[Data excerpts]
----------------

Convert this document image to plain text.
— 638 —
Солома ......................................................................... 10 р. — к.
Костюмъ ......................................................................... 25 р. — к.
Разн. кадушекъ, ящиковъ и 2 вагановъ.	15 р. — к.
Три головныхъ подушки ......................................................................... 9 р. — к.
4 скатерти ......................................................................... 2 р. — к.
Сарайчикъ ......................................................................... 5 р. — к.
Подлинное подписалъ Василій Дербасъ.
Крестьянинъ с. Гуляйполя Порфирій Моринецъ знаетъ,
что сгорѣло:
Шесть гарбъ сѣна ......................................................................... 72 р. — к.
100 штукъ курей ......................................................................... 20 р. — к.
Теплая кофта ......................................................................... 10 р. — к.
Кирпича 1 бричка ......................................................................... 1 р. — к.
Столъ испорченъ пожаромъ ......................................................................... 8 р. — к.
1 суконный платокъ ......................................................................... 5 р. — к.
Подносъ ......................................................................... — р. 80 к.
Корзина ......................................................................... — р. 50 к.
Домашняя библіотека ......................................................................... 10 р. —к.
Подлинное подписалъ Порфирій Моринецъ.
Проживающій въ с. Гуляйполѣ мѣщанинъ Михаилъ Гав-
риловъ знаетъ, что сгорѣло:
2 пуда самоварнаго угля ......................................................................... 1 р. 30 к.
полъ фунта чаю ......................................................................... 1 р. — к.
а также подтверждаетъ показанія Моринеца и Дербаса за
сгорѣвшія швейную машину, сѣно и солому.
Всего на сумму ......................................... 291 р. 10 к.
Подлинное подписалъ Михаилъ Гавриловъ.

----------------

* **TASK REQUIREMENTS**: Examine the listing and say how many of its lines contain the string "сгорѣло". Give the number alone.

* **SOLUTION FOR THIS PROBLEM**: 2